§ SELECTION:
I assume that this bit of hyperbole brought to us last Thursday (1/23/14) by CNBC’s “Fast Money” anchor, Melissa Lee, referred to the .48% drop in the Shanghai Market and the 1.51% fall in Hong Kong of that date. This bled over into Europe and subsequently into our markets. There was piling on Friday with the Dow Jones down almost 2% and the S&P and NASDAQ off over 2% each. Interestingly, on Friday the Shanghai market was up over half of one percent and nobody mentioned it.
What were the culprits?
Chinese GDP for the 4th quarter was one and the other was a 6/10ths of one percent drop in the Chinese Purchasing Manager’s Index (PMI) into a negative reading. Mind you Chinese GDP rose 7.7% (better than Chinese government forecast) and Chinese industry production rose 9.7%, but that was disappointing to some. Oh yes, GDP growth was flat vs. the previous quarter.
One article Friday stated, “While growth last year topped government targets, China’s economy is stagnating after a downward-revised 7.7% GDP in 2012 versus 9.3% in 2011.” GIVE ME A Break!!!
One last item, there were rumors circulating on a possible default that might cause a financial breakdown of China’s shadow banking system, plus derivative calls on emerging markets. I will address these in the next section.
Based on the numbers, there appears to have been no major slowing in Chinese economy. It was flat vs. the previous quarter, better than Chinese Government expectation and it was 7.7% growth….this is not a collapse or stagnation. Importantly, it has been an ongoing policy of the Chinese government to slow growth from the unsustainable, double-digit levels of a few years ago. As to the PMI number being under “50”, it is one month. It was a tiny drop that put us at that level. It really tells us nothing.
As mentioned earlier, there was a sub-plot working on the China story. This is concern over some high-yield trust bank products offered through the Commercial Industrial Bank of China, secured by the assets of a shaky Chinese coal mining company. It is speculated (mentioned several time on CNBC Thursday without corroboration) that $500 million principal outstanding of these securities could default at maturity, January 31. This is de minims versus total Chinese Trust bank industry assets of $1.67 trillion.

§ STORED DATA:
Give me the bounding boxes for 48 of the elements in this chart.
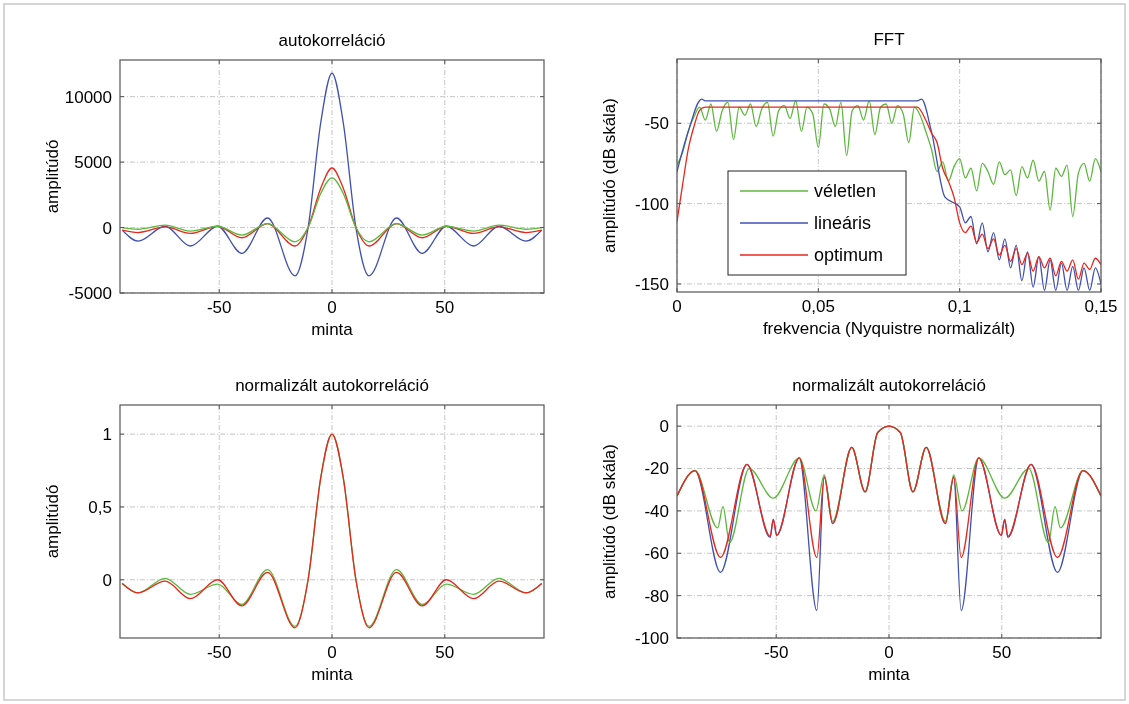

§ GOALS:
• 1. Print the commentary on China's economy between "One article Friday" and "ME A Break!!!", inclusive.
• 2. Translate this sentence from the commentary on China's economy into Spanish: "This bled over into Europe and subsequently into our markets."
• 3. Write the next part of the commentary on China's economy, picking up after its final sentence.

§ ANSWERS FOR THE EXERCISE:
• 1.
One article Friday stated, “While growth last year topped government targets, China’s economy is stagnating after a downward-revised 7.7% GDP in 2012 versus 9.3% in 2011.” GIVE ME A Break!!!

• 2. Esto se extendió a Europa y, posteriormente, a nuestros mercados.

• 3.
Again, we find The Street and investors on high alert for another “Lehman” event, the next domino to fall, precipitating a world-wide financial crisis. I am just not sure that the Chinese economy sputtering along at 7.7% (the U.S. would give anything to sputter at that level) or a trust bank certificate default would represent such catalysts. Also, when people are peering around every corner looking for the next Armageddon, it is probably no where near to close at hand.
Let me add one more twist to the tale of woe facing emerging currencies, U.S. Federal Reserve Policy. The concern is that ‘the taper’ of Quantitative Easing (or increasing the taper) will put upward pressure on U.S. rates, acting as stronger magnet for funds to exit emerging market currencies. Thus far, since the announcement and implementation of the first round of tapering, this has not been the case. Rates on the ten-year U.S. Treasury are down 16 basis points from 2.88% to 2.72%. I would venture to guess if this correction continues, more money will find its way into bonds (the old ‘safety’ trade) giving us even lower rates.
The Bottom Line
This may be the “BIG ONE”, as Fred Sanford used to say, but it is nothing to get overwrought about. It will be the normal correction we have been looking for. The media continues to do its thing. When fear bubbles up, It’s Showtime! They will do everything in their power to stoke it, keeping the maximum number of butts in the seats, glued to the tube.
What do you think?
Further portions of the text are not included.